## [What is required]
Write out all records as given; omit images.
--- Start of Data records ---
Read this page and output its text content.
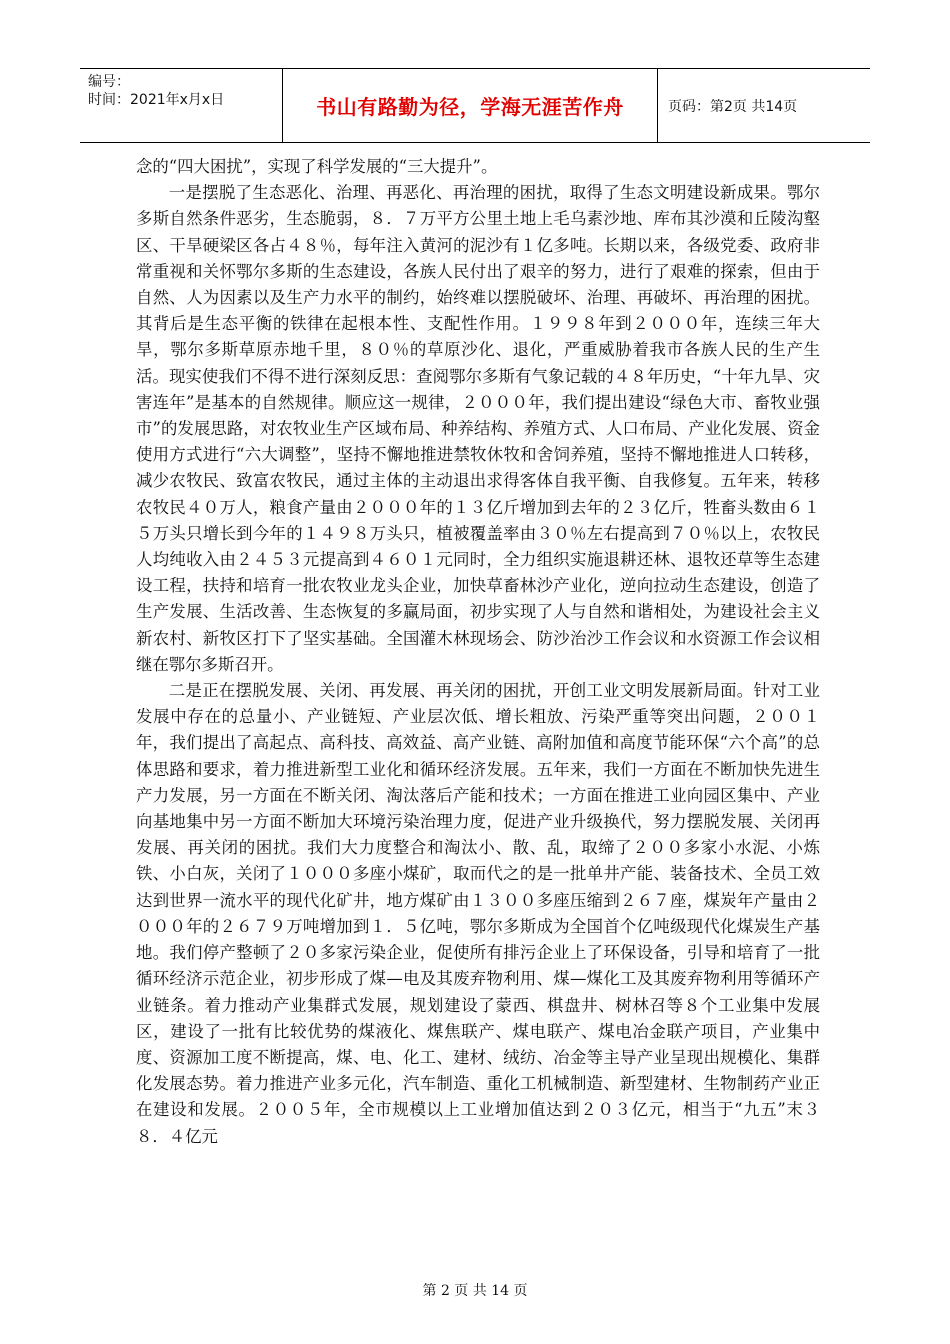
编号：
时间：2021年x月x日	书山有路勤为径，学海无涯苦作舟	页码：第2页 共14页

念的“四大困扰”，实现了科学发展的“三大提升”。

一是摆脱了生态恶化、治理、再恶化、再治理的困扰，取得了生态文明建设新成果。鄂尔多斯自然条件恶劣，生态脆弱，８．７万平方公里土地上毛乌素沙地、库布其沙漠和丘陵沟壑区、干旱硬梁区各占４８％，每年注入黄河的泥沙有１亿多吨。长期以来，各级党委、政府非常重视和关怀鄂尔多斯的生态建设，各族人民付出了艰辛的努力，进行了艰难的探索，但由于自然、人为因素以及生产力水平的制约，始终难以摆脱破坏、治理、再破坏、再治理的困扰。其背后是生态平衡的铁律在起根本性、支配性作用。１９９８年到２０００年，连续三年大旱，鄂尔多斯草原赤地千里，８０％的草原沙化、退化，严重威胁着我市各族人民的生产生活。现实使我们不得不进行深刻反思：查阅鄂尔多斯有气象记载的４８年历史，“十年九旱、灾害连年”是基本的自然规律。顺应这一规律，２０００年，我们提出建设“绿色大市、畜牧业强市”的发展思路，对农牧业生产区域布局、种养结构、养殖方式、人口布局、产业化发展、资金使用方式进行“六大调整”，坚持不懈地推进禁牧休牧和舍饲养殖，坚持不懈地推进人口转移，减少农牧民、致富农牧民，通过主体的主动退出求得客体自我平衡、自我修复。五年来，转移农牧民４０万人，粮食产量由２０００年的１３亿斤增加到去年的２３亿斤，牲畜头数由６１５万头只增长到今年的１４９８万头只，植被覆盖率由３０％左右提高到７０％以上，农牧民人均纯收入由２４５３元提高到４６０１元同时，全力组织实施退耕还林、退牧还草等生态建设工程，扶持和培育一批农牧业龙头企业，加快草畜林沙产业化，逆向拉动生态建设，创造了生产发展、生活改善、生态恢复的多赢局面，初步实现了人与自然和谐相处，为建设社会主义新农村、新牧区打下了坚实基础。全国灌木林现场会、防沙治沙工作会议和水资源工作会议相继在鄂尔多斯召开。

二是正在摆脱发展、关闭、再发展、再关闭的困扰，开创工业文明发展新局面。针对工业发展中存在的总量小、产业链短、产业层次低、增长粗放、污染严重等突出问题，２００１年，我们提出了高起点、高科技、高效益、高产业链、高附加值和高度节能环保“六个高”的总体思路和要求，着力推进新型工业化和循环经济发展。五年来，我们一方面在不断加快先进生产力发展，另一方面在不断关闭、淘汰落后产能和技术；一方面在推进工业向园区集中、产业向基地集中另一方面不断加大环境污染治理力度，促进产业升级换代，努力摆脱发展、关闭再发展、再关闭的困扰。我们大力度整合和淘汰小、散、乱，取缔了２００多家小水泥、小炼铁、小白灰，关闭了１０００多座小煤矿，取而代之的是一批单井产能、装备技术、全员工效达到世界一流水平的现代化矿井，地方煤矿由１３００多座压缩到２６７座，煤炭年产量由２０００年的２６７９万吨增加到１．５亿吨，鄂尔多斯成为全国首个亿吨级现代化煤炭生产基地。我们停产整顿了２０多家污染企业，促使所有排污企业上了环保设备，引导和培育了一批循环经济示范企业，初步形成了煤—电及其废弃物利用、煤—煤化工及其废弃物利用等循环产业链条。着力推动产业集群式发展，规划建设了蒙西、棋盘井、树林召等８个工业集中发展区，建设了一批有比较优势的煤液化、煤焦联产、煤电联产、煤电冶金联产项目，产业集中度、资源加工度不断提高，煤、电、化工、建材、绒纺、冶金等主导产业呈现出规模化、集群化发展态势。着力推进产业多元化，汽车制造、重化工机械制造、新型建材、生物制药产业正在建设和发展。２００５年，全市规模以上工业增加值达到２０３亿元，相当于“九五”末３８．４亿元

第 2 页 共 14 页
--- End of Data records ---
## [Full solution]
Read this page and output its text content.
编号：
时间：2021年x月x日	书山有路勤为径，学海无涯苦作舟	页码：第2页 共14页

念的“四大困扰”，实现了科学发展的“三大提升”。

一是摆脱了生态恶化、治理、再恶化、再治理的困扰，取得了生态文明建设新成果。鄂尔多斯自然条件恶劣，生态脆弱，８．７万平方公里土地上毛乌素沙地、库布其沙漠和丘陵沟壑区、干旱硬梁区各占４８％，每年注入黄河的泥沙有１亿多吨。长期以来，各级党委、政府非常重视和关怀鄂尔多斯的生态建设，各族人民付出了艰辛的努力，进行了艰难的探索，但由于自然、人为因素以及生产力水平的制约，始终难以摆脱破坏、治理、再破坏、再治理的困扰。其背后是生态平衡的铁律在起根本性、支配性作用。１９９８年到２０００年，连续三年大旱，鄂尔多斯草原赤地千里，８０％的草原沙化、退化，严重威胁着我市各族人民的生产生活。现实使我们不得不进行深刻反思：查阅鄂尔多斯有气象记载的４８年历史，“十年九旱、灾害连年”是基本的自然规律。顺应这一规律，２０００年，我们提出建设“绿色大市、畜牧业强市”的发展思路，对农牧业生产区域布局、种养结构、养殖方式、人口布局、产业化发展、资金使用方式进行“六大调整”，坚持不懈地推进禁牧休牧和舍饲养殖，坚持不懈地推进人口转移，减少农牧民、致富农牧民，通过主体的主动退出求得客体自我平衡、自我修复。五年来，转移农牧民４０万人，粮食产量由２０００年的１３亿斤增加到去年的２３亿斤，牲畜头数由６１５万头只增长到今年的１４９８万头只，植被覆盖率由３０％左右提高到７０％以上，农牧民人均纯收入由２４５３元提高到４６０１元同时，全力组织实施退耕还林、退牧还草等生态建设工程，扶持和培育一批农牧业龙头企业，加快草畜林沙产业化，逆向拉动生态建设，创造了生产发展、生活改善、生态恢复的多赢局面，初步实现了人与自然和谐相处，为建设社会主义新农村、新牧区打下了坚实基础。全国灌木林现场会、防沙治沙工作会议和水资源工作会议相继在鄂尔多斯召开。

二是正在摆脱发展、关闭、再发展、再关闭的困扰，开创工业文明发展新局面。针对工业发展中存在的总量小、产业链短、产业层次低、增长粗放、污染严重等突出问题，２００１年，我们提出了高起点、高科技、高效益、高产业链、高附加值和高度节能环保“六个高”的总体思路和要求，着力推进新型工业化和循环经济发展。五年来，我们一方面在不断加快先进生产力发展，另一方面在不断关闭、淘汰落后产能和技术；一方面在推进工业向园区集中、产业向基地集中另一方面不断加大环境污染治理力度，促进产业升级换代，努力摆脱发展、关闭再发展、再关闭的困扰。我们大力度整合和淘汰小、散、乱，取缔了２００多家小水泥、小炼铁、小白灰，关闭了１０００多座小煤矿，取而代之的是一批单井产能、装备技术、全员工效达到世界一流水平的现代化矿井，地方煤矿由１３００多座压缩到２６７座，煤炭年产量由２０００年的２６７９万吨增加到１．５亿吨，鄂尔多斯成为全国首个亿吨级现代化煤炭生产基地。我们停产整顿了２０多家污染企业，促使所有排污企业上了环保设备，引导和培育了一批循环经济示范企业，初步形成了煤—电及其废弃物利用、煤—煤化工及其废弃物利用等循环产业链条。着力推动产业集群式发展，规划建设了蒙西、棋盘井、树林召等８个工业集中发展区，建设了一批有比较优势的煤液化、煤焦联产、煤电联产、煤电冶金联产项目，产业集中度、资源加工度不断提高，煤、电、化工、建材、绒纺、冶金等主导产业呈现出规模化、集群化发展态势。着力推进产业多元化，汽车制造、重化工机械制造、新型建材、生物制药产业正在建设和发展。２００５年，全市规模以上工业增加值达到２０３亿元，相当于“九五”末３８．４亿元

第 2 页 共 14 页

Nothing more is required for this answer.